- _Task 1_
According to the quarterly update, on what date was the roundtable for market and policy leaders held in Washington, D.C.?
- _Task 2_
Repeat the passage of the quarterly update between "Or last e-alert" and "More information here.", inclusive.

- _Source excerpt_
========

UN Environment Inquiry quarterly update: October-December 2017

Or last e-alert of 2017 brings you news on the various events and activities that the Inquiry and its partners have worked on this past quarter, as the momentum for sustainable finance accelerated. Here are the highlights.


Bloomberg Philanthropies, the European Banking Federation (EBF), the Institute of International Finance (IIF), the Paulson Institute, the Securities Industry and Financial Markets Association (SIFMA) and UN Environment co-hosted a roundtable for market and policy leaders in Washington, D.C. on 12 October 2017. The goal of the event, the fourth in the series, was to examine the lessons of developing and implementing green finance initiatives over the last few years while also highlighting successful examples and opportunities, particularly from China and of green digital finance. More information here.

The GreenInvest platform published Green Foreign Direct Investment in Developing Countries. The paper focuses on the actual and potential role of foreign direct investment (FDI) in achieving the transition to a low-carbon, just and sustainable world and, more specifically, FDI flows into developing countries. It also suggests approaches for coordinated action at the national, international and market level.

========

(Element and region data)
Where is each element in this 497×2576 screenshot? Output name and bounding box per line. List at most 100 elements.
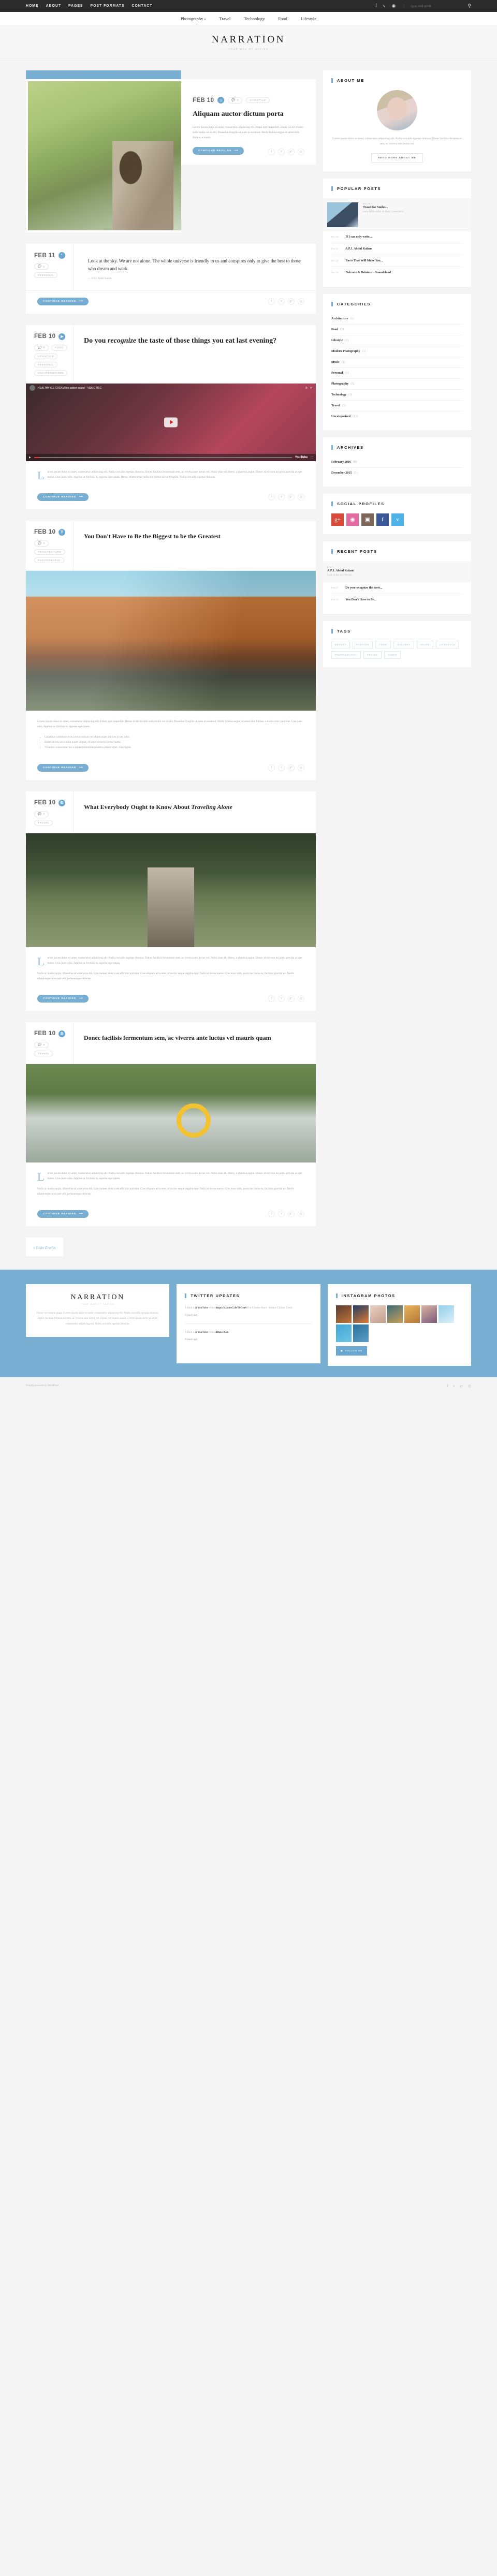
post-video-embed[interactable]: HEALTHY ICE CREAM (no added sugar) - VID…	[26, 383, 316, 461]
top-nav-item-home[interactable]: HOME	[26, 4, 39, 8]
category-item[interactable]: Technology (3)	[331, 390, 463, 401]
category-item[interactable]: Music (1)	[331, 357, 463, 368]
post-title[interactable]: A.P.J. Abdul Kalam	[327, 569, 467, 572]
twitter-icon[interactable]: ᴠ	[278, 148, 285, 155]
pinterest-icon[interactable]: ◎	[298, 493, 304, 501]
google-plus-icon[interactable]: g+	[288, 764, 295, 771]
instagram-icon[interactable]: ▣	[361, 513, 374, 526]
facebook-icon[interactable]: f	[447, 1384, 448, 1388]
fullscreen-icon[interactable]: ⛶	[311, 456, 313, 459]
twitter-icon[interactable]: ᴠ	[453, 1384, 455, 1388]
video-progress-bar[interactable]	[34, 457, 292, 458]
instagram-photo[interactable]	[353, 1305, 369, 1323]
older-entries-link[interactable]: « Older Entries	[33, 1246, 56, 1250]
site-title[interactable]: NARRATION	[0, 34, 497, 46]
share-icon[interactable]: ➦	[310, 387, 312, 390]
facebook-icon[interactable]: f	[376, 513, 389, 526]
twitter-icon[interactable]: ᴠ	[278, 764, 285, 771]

========

- _Full answer 1_
12 October 2017

- _Full answer 2_
Or last e-alert of 2017 brings you news on the various events and activities that the Inquiry and its partners have worked on this past quarter, as the momentum for sustainable finance accelerated. Here are the highlights.


Bloomberg Philanthropies, the European Banking Federation (EBF), the Institute of International Finance (IIF), the Paulson Institute, the Securities Industry and Financial Markets Association (SIFMA) and UN Environment co-hosted a roundtable for market and policy leaders in Washington, D.C. on 12 October 2017. The goal of the event, the fourth in the series, was to examine the lessons of developing and implementing green finance initiatives over the last few years while also highlighting successful examples and opportunities, particularly from China and of green digital finance. More information here.